▶ **TASK INSTRUCTIONS**
Return all of the entries word for word, but omit the pictures they contain.

▶ **DATA FOR THIS EXERCISE**
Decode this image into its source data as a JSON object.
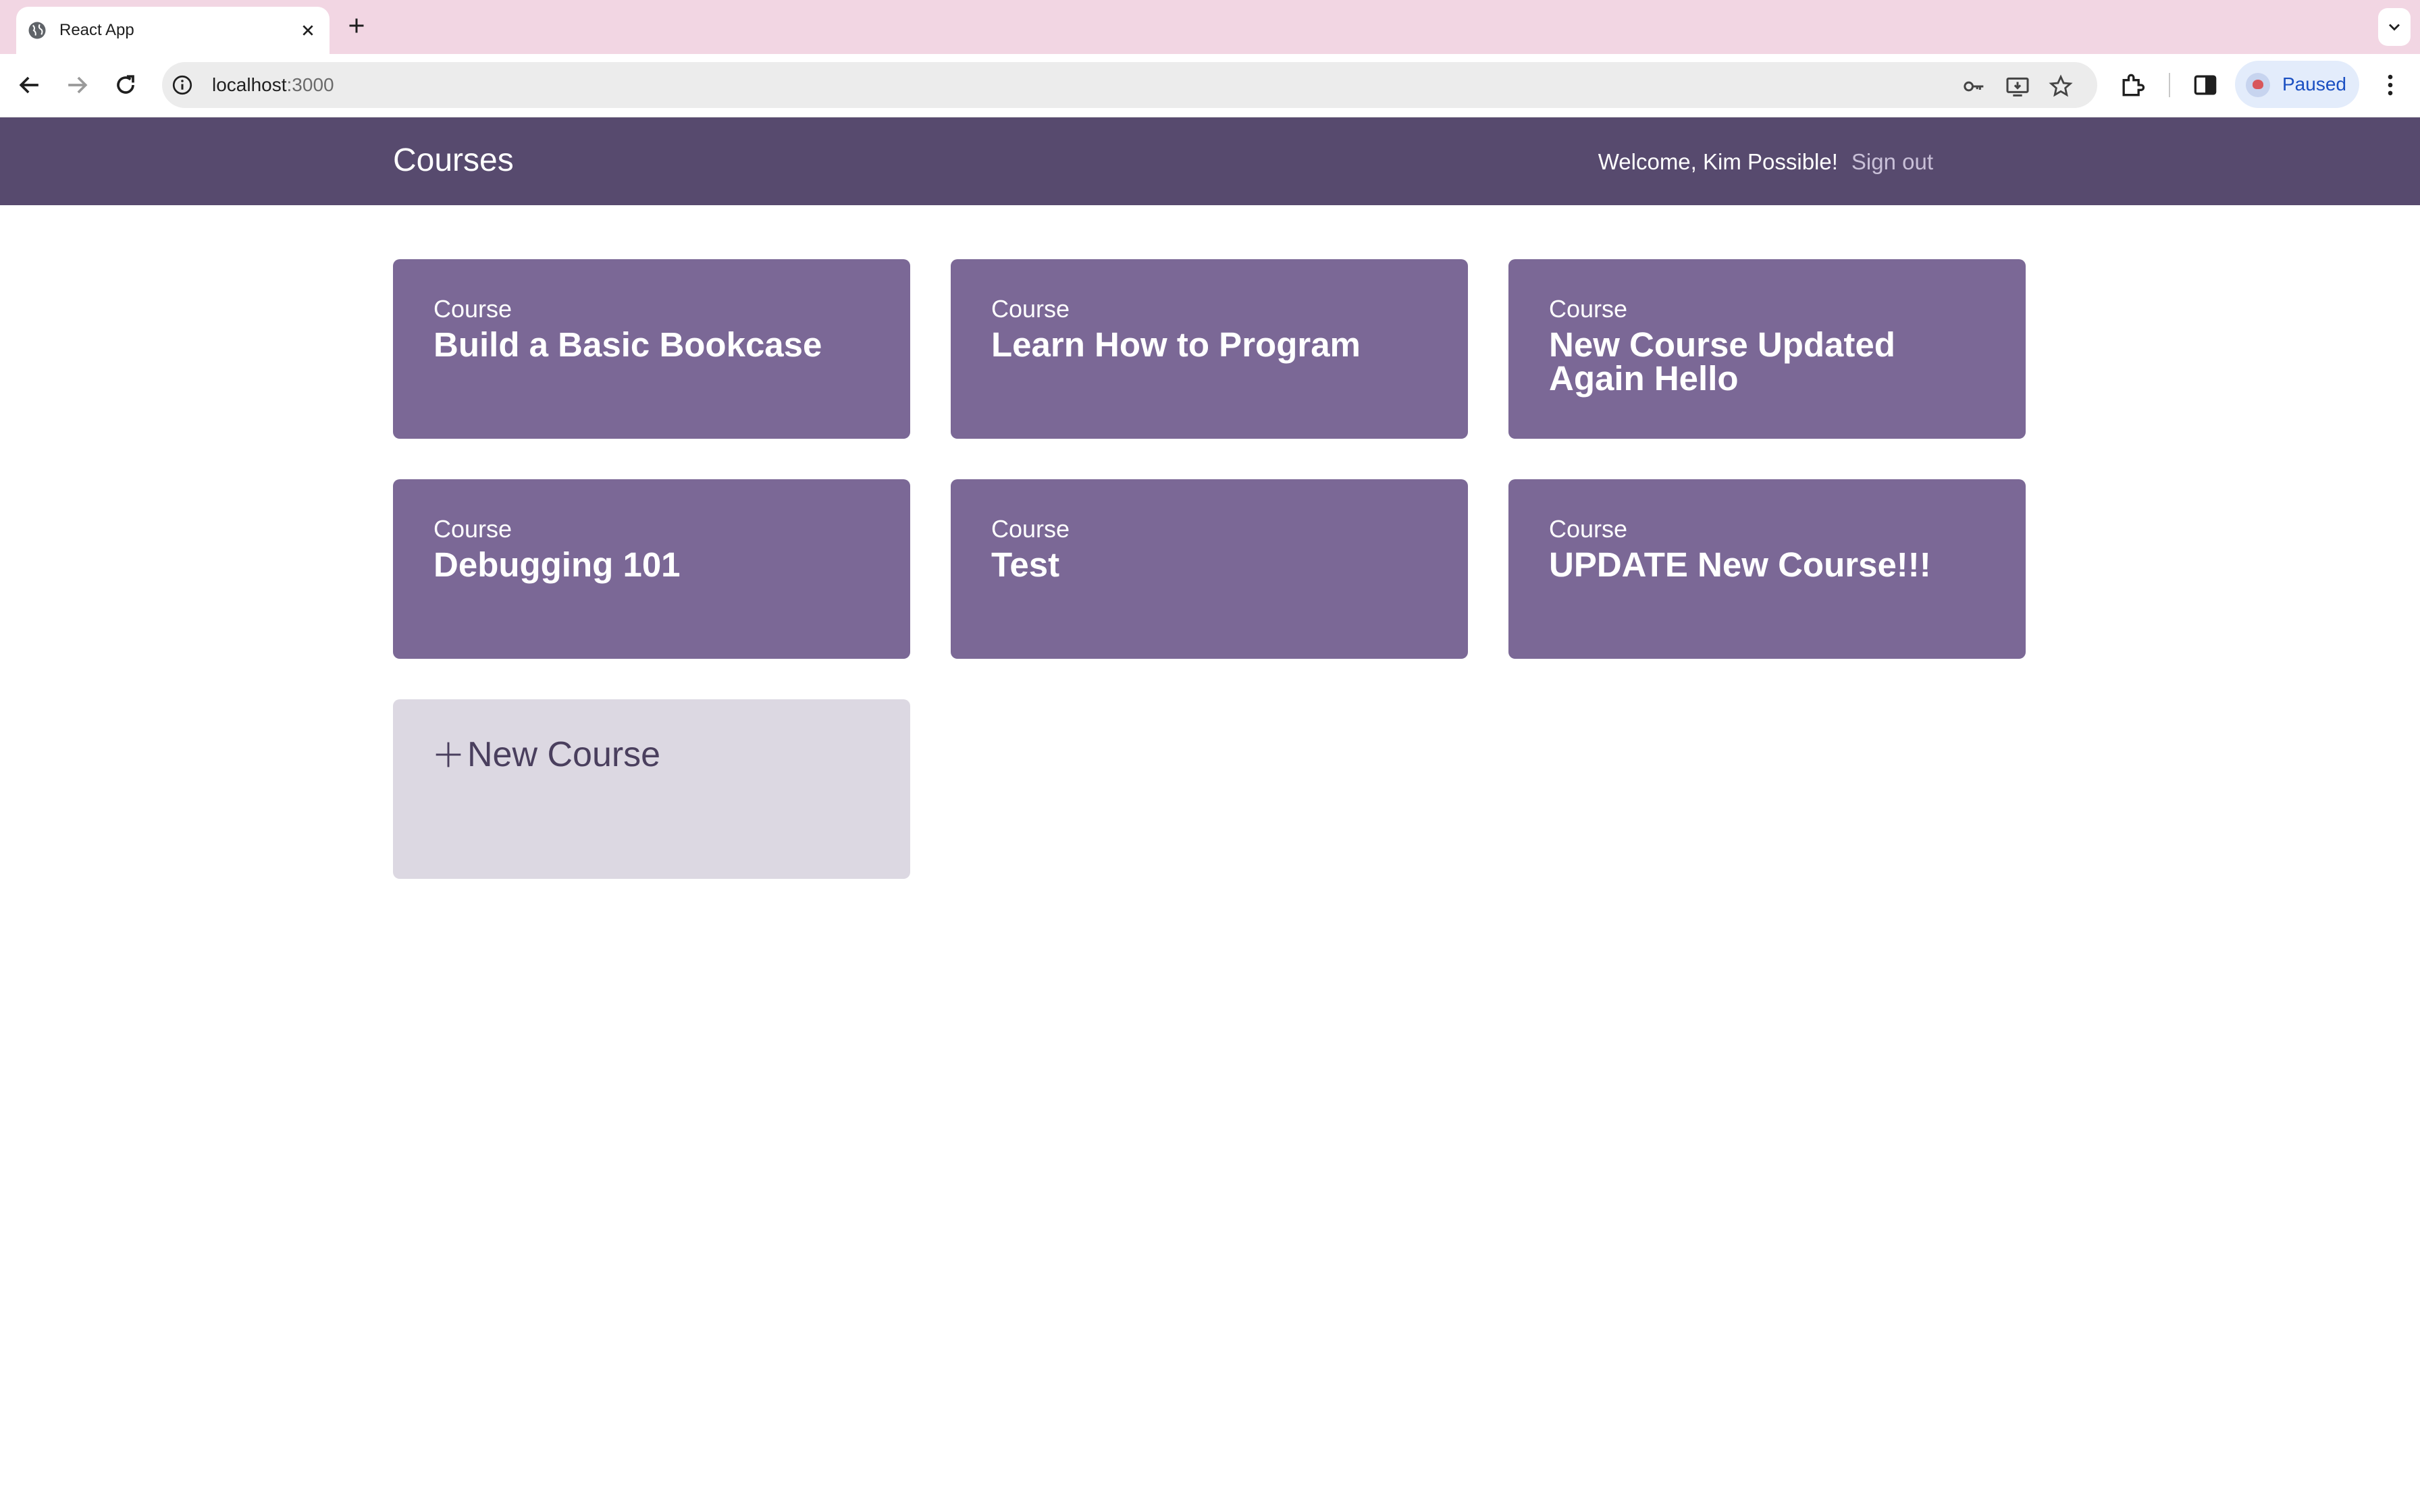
{
  "browser": {
    "tab_title": "React App",
    "url_host": "localhost",
    "url_port": ":3000",
    "profile_status": "Paused"
  },
  "header": {
    "title": "Courses",
    "welcome": "Welcome, Kim Possible!",
    "signout": "Sign out"
  },
  "courses": [
    {
      "kind": "Course",
      "title": "Build a Basic Bookcase"
    },
    {
      "kind": "Course",
      "title": "Learn How to Program"
    },
    {
      "kind": "Course",
      "title": "New Course Updated Again Hello"
    },
    {
      "kind": "Course",
      "title": "Debugging 101"
    },
    {
      "kind": "Course",
      "title": "Test"
    },
    {
      "kind": "Course",
      "title": "UPDATE New Course!!!"
    }
  ],
  "new_course": {
    "label": "New Course"
  },
  "colors": {
    "header_bg": "#574a6e",
    "card_bg": "#7b6896",
    "new_card_bg": "#dcd8e2",
    "tabstrip_bg": "#f2d6e3"
  }
}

▶ **EXERCISE RESULT**
Decode this image into its source data as a JSON object.
{
  "browser": {
    "tab_title": "React App",
    "url_host": "localhost",
    "url_port": ":3000",
    "profile_status": "Paused"
  },
  "header": {
    "title": "Courses",
    "welcome": "Welcome, Kim Possible!",
    "signout": "Sign out"
  },
  "courses": [
    {
      "kind": "Course",
      "title": "Build a Basic Bookcase"
    },
    {
      "kind": "Course",
      "title": "Learn How to Program"
    },
    {
      "kind": "Course",
      "title": "New Course Updated Again Hello"
    },
    {
      "kind": "Course",
      "title": "Debugging 101"
    },
    {
      "kind": "Course",
      "title": "Test"
    },
    {
      "kind": "Course",
      "title": "UPDATE New Course!!!"
    }
  ],
  "new_course": {
    "label": "New Course"
  },
  "colors": {
    "header_bg": "#574a6e",
    "card_bg": "#7b6896",
    "new_card_bg": "#dcd8e2",
    "tabstrip_bg": "#f2d6e3"
  }
}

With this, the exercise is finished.